* _Provided data_:
****************
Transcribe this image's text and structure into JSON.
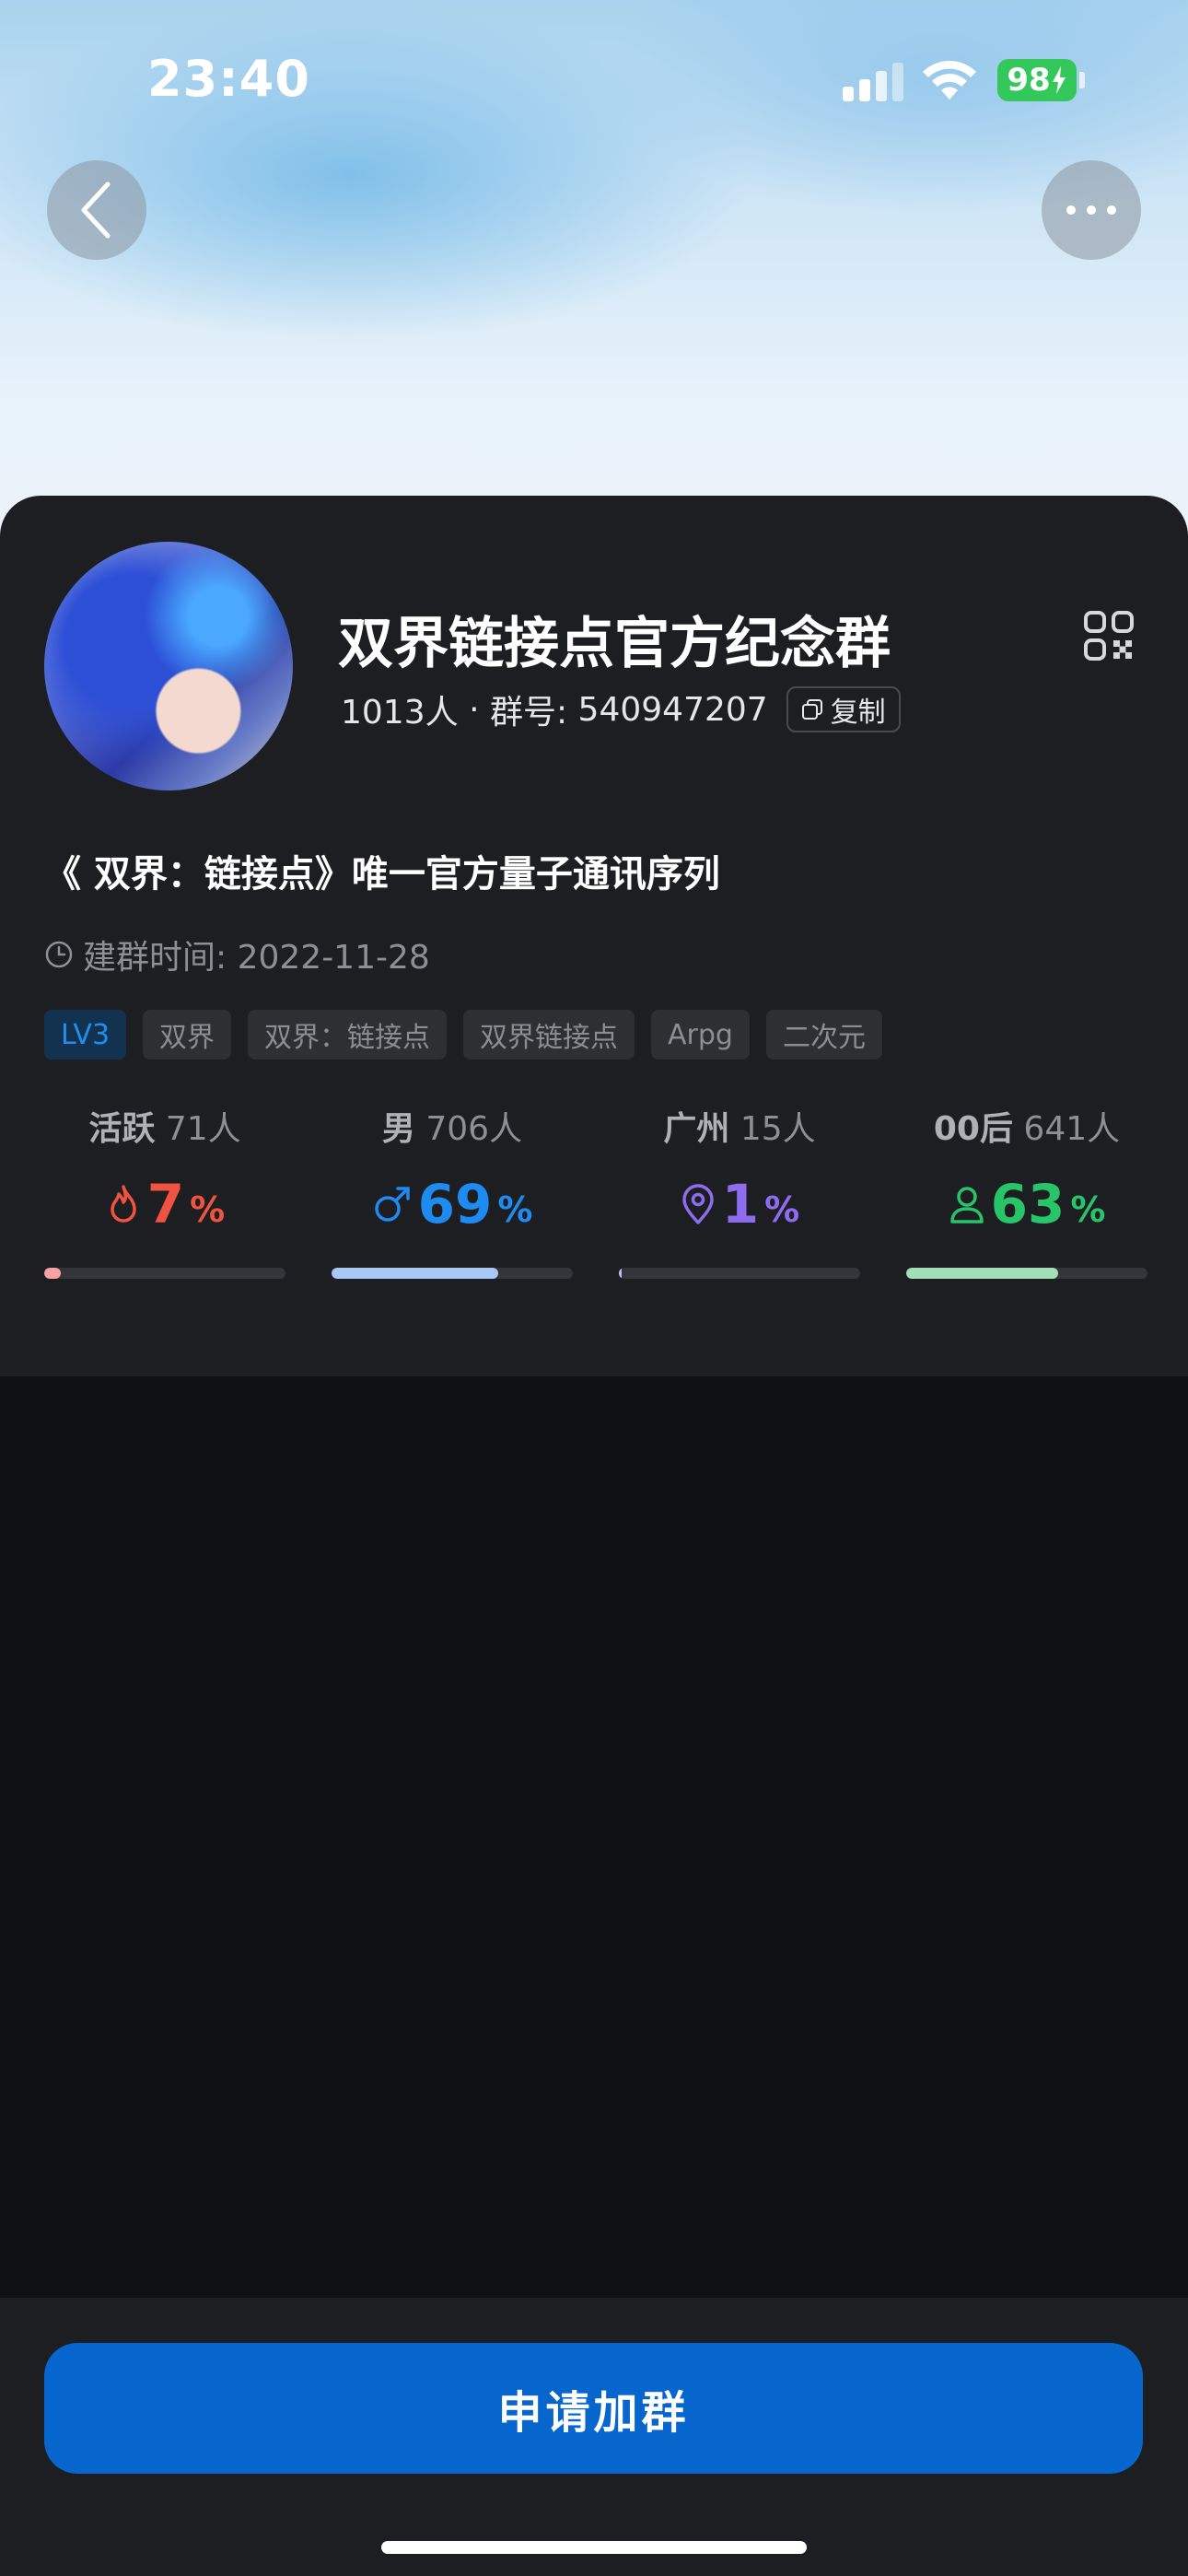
{
  "status_bar": {
    "time": "23:40",
    "battery": "98"
  },
  "group": {
    "name": "双界链接点官方纪念群",
    "member_count": "1013人",
    "separator": " · ",
    "group_number_label": "群号: ",
    "group_number": "540947207",
    "copy_label": "复制",
    "description": "《 双界：链接点》唯一官方量子通讯序列",
    "created_label": "建群时间: ",
    "created_date": "2022-11-28"
  },
  "tags": [
    "LV3",
    "双界",
    "双界：链接点",
    "双界链接点",
    "Arpg",
    "二次元"
  ],
  "stats": [
    {
      "label": "活跃",
      "value": "71人",
      "percent": "7",
      "fraction": 0.07,
      "color": "#f0533f",
      "bar_color": "#f7a3a3",
      "icon": "flame-icon"
    },
    {
      "label": "男",
      "value": "706人",
      "percent": "69",
      "fraction": 0.69,
      "color": "#1e8bf0",
      "bar_color": "#a9c9f4",
      "icon": "male-icon"
    },
    {
      "label": "广州",
      "value": "15人",
      "percent": "1",
      "fraction": 0.01,
      "color": "#8d6cf0",
      "bar_color": "#c9bdf6",
      "icon": "location-pin-icon"
    },
    {
      "label": "00后",
      "value": "641人",
      "percent": "63",
      "fraction": 0.63,
      "color": "#27c46a",
      "bar_color": "#a3dfb6",
      "icon": "person-icon"
    }
  ],
  "percent_sign": "%",
  "footer": {
    "join_label": "申请加群"
  },
  "colors": {
    "accent": "#0766ce",
    "card": "#1d1e21",
    "background": "#101114"
  }
}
****************
* _Short exercise_:
Write the listing out a second time exactly, dropping all images.

* _Complete output_:
Transcribe this image's text and structure into JSON.
{
  "status_bar": {
    "time": "23:40",
    "battery": "98"
  },
  "group": {
    "name": "双界链接点官方纪念群",
    "member_count": "1013人",
    "separator": " · ",
    "group_number_label": "群号: ",
    "group_number": "540947207",
    "copy_label": "复制",
    "description": "《 双界：链接点》唯一官方量子通讯序列",
    "created_label": "建群时间: ",
    "created_date": "2022-11-28"
  },
  "tags": [
    "LV3",
    "双界",
    "双界：链接点",
    "双界链接点",
    "Arpg",
    "二次元"
  ],
  "stats": [
    {
      "label": "活跃",
      "value": "71人",
      "percent": "7",
      "fraction": 0.07,
      "color": "#f0533f",
      "bar_color": "#f7a3a3",
      "icon": "flame-icon"
    },
    {
      "label": "男",
      "value": "706人",
      "percent": "69",
      "fraction": 0.69,
      "color": "#1e8bf0",
      "bar_color": "#a9c9f4",
      "icon": "male-icon"
    },
    {
      "label": "广州",
      "value": "15人",
      "percent": "1",
      "fraction": 0.01,
      "color": "#8d6cf0",
      "bar_color": "#c9bdf6",
      "icon": "location-pin-icon"
    },
    {
      "label": "00后",
      "value": "641人",
      "percent": "63",
      "fraction": 0.63,
      "color": "#27c46a",
      "bar_color": "#a3dfb6",
      "icon": "person-icon"
    }
  ],
  "percent_sign": "%",
  "footer": {
    "join_label": "申请加群"
  },
  "colors": {
    "accent": "#0766ce",
    "card": "#1d1e21",
    "background": "#101114"
  }
}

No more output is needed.